◆ **WHAT IS EXPECTED**
Report back each line of the records that contains the string "Recognition".

[Data records]
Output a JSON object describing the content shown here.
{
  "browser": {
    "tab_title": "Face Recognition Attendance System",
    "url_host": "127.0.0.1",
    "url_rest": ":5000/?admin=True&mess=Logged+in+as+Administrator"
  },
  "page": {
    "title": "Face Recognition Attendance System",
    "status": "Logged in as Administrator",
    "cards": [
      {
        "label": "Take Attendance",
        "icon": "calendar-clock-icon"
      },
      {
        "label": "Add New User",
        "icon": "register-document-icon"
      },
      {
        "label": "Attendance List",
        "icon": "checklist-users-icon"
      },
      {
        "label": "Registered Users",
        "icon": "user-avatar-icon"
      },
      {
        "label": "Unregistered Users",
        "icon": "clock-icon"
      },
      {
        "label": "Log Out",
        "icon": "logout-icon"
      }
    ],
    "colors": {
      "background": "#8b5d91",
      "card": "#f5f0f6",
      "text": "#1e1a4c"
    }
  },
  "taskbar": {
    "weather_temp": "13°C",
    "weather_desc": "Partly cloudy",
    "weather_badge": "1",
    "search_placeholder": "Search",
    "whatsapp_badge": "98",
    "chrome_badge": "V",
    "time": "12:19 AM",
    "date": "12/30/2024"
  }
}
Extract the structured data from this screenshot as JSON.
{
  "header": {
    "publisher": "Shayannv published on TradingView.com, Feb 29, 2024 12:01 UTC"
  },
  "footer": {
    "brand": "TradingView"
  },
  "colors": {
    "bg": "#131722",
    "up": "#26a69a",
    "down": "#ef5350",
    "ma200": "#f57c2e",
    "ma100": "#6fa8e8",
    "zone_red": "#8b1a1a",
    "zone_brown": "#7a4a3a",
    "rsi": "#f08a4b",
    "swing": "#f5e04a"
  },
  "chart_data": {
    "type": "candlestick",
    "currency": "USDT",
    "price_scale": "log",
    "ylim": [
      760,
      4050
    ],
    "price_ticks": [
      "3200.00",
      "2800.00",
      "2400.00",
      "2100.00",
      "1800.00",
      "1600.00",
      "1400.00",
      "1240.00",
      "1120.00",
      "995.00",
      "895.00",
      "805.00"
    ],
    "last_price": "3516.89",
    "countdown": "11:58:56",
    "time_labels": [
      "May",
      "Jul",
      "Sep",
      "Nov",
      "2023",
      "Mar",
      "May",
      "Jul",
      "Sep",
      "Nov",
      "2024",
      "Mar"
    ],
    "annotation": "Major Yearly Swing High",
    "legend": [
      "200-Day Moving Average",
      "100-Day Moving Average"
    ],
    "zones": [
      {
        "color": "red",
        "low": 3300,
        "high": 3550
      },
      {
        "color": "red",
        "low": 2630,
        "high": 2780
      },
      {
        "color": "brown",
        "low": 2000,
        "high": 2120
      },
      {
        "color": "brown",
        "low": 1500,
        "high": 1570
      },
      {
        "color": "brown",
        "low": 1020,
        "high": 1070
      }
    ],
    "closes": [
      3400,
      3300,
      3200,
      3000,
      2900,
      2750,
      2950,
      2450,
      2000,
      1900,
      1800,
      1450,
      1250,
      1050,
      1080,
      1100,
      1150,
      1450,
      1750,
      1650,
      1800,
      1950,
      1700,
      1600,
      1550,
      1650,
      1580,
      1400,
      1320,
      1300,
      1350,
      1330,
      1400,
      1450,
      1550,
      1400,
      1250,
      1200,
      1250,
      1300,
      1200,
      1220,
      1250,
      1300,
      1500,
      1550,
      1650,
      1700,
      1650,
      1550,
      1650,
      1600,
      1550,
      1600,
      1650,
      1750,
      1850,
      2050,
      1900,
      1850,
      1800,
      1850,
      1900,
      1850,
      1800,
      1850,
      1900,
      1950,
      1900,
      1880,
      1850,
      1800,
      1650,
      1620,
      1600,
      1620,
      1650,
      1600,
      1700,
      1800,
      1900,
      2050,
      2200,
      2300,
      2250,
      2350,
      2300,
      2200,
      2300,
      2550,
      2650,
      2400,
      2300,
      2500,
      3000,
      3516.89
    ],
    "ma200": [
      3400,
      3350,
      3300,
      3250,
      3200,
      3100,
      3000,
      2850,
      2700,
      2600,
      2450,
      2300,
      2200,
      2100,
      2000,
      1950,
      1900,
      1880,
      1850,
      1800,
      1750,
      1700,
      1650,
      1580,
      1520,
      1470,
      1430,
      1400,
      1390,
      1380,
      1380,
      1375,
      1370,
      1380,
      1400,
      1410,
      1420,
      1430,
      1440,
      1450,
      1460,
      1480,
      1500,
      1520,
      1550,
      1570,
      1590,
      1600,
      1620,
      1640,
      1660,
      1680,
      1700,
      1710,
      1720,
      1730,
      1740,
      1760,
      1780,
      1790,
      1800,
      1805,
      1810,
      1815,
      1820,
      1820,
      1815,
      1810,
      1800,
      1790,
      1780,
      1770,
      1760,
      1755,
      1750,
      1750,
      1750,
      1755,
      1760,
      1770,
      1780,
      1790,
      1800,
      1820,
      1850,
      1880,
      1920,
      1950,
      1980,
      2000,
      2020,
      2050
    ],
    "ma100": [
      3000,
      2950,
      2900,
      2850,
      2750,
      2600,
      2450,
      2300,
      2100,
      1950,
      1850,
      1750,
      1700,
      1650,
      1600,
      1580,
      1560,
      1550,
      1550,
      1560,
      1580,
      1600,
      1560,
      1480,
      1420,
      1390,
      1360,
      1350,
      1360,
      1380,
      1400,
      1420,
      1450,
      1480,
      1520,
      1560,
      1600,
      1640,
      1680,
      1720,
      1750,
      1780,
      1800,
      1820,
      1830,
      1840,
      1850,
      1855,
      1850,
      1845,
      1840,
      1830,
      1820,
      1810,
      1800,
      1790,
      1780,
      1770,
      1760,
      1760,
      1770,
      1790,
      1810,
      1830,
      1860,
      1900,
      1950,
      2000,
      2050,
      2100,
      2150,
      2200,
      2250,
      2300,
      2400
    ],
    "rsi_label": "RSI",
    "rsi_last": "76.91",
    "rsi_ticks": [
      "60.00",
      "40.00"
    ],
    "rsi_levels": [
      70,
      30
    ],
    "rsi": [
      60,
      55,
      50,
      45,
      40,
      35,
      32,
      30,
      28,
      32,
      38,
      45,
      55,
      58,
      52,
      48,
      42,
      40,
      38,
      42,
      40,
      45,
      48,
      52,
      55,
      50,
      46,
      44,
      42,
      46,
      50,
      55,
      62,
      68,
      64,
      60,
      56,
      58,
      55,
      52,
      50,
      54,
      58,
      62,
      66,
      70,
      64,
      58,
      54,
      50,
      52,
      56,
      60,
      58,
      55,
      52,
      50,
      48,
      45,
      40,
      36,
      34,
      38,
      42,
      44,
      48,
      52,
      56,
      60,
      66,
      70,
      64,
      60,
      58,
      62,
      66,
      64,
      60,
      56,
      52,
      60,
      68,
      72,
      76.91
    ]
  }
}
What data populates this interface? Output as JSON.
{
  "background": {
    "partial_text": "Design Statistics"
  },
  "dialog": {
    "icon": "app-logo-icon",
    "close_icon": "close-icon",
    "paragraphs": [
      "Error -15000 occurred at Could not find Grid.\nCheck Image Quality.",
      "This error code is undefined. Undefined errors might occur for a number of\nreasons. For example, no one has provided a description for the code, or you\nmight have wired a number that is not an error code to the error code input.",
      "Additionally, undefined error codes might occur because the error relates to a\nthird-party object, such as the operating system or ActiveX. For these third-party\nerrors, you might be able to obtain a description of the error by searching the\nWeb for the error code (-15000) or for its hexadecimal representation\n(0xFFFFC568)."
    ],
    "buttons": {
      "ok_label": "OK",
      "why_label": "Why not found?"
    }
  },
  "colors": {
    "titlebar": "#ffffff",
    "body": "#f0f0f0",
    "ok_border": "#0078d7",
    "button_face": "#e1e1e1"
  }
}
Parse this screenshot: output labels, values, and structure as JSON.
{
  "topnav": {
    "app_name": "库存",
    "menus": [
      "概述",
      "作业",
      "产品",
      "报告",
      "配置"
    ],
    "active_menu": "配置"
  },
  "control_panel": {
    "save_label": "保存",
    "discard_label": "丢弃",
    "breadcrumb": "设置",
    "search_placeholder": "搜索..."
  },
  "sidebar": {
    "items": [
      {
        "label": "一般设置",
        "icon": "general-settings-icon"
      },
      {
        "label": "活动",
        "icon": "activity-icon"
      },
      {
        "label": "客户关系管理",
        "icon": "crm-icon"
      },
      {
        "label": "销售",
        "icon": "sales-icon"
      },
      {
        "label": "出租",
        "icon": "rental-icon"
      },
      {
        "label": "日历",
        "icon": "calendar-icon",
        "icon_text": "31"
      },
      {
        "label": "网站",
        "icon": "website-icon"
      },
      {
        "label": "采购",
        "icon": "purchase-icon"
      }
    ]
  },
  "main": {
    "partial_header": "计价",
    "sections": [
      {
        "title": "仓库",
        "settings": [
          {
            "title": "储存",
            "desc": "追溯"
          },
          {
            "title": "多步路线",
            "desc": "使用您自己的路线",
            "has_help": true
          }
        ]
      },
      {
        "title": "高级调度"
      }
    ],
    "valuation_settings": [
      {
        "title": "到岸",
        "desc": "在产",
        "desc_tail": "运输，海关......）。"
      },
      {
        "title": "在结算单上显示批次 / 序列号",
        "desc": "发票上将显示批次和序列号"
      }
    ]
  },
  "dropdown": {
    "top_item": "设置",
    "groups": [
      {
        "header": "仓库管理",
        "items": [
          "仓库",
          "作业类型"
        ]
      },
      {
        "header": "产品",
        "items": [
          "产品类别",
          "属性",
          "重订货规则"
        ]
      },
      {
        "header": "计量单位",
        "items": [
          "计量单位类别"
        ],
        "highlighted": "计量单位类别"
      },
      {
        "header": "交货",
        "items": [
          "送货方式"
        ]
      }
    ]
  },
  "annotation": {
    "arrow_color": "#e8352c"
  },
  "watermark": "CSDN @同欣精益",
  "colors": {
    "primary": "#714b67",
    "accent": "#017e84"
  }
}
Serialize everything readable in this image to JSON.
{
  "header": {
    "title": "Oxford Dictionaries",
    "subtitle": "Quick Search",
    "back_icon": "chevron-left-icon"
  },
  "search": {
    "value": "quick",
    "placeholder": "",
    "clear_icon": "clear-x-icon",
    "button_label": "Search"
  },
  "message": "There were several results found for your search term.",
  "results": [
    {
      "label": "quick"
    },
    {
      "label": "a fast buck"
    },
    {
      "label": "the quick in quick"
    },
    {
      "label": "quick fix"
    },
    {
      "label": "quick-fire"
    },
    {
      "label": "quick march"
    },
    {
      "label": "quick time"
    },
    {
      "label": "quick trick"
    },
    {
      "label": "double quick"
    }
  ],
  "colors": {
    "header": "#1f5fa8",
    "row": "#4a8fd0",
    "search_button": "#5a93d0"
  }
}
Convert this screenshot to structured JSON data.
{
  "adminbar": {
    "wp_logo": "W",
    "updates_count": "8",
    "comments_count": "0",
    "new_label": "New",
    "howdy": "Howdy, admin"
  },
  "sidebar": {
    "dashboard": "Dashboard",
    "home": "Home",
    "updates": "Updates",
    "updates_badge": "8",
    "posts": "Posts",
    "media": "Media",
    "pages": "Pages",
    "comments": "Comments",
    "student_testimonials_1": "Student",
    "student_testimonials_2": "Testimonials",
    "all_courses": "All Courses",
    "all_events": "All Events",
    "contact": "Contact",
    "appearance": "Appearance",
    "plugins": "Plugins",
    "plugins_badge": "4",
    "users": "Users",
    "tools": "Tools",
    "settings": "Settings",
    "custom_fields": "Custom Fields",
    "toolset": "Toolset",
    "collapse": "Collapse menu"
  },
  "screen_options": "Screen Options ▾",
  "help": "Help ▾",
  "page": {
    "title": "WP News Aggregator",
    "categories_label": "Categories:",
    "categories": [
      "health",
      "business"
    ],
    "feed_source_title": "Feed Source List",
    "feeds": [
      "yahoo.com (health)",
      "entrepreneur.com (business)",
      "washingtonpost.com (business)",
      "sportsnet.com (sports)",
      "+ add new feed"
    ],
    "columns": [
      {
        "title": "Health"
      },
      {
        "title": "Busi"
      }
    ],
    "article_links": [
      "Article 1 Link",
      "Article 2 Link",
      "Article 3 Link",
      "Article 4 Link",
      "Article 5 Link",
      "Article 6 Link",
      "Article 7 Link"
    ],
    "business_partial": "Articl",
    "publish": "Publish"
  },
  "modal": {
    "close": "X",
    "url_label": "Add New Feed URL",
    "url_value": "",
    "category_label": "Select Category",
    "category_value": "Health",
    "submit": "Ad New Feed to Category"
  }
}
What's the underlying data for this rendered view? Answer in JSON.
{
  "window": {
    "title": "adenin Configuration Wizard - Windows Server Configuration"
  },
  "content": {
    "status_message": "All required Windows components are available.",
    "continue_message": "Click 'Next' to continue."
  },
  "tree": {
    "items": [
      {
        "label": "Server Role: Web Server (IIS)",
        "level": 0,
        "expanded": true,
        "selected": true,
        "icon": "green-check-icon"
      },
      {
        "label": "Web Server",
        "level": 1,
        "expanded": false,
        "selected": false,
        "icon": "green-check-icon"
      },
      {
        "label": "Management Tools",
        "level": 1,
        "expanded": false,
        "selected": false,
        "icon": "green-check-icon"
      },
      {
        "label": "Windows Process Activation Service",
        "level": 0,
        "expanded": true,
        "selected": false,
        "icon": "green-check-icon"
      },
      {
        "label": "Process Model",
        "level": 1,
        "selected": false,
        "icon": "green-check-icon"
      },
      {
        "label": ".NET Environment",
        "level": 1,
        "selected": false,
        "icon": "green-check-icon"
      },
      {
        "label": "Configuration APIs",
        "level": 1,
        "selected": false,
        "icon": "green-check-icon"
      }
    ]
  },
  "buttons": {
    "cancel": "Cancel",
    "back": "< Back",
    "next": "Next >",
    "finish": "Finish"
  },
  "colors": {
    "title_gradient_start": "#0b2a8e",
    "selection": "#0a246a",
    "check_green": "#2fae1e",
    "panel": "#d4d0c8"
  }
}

◆ **SOLUTION TO THE EXERCISE**
    "tab_title": "Face Recognition Attendance System",
    "title": "Face Recognition Attendance System",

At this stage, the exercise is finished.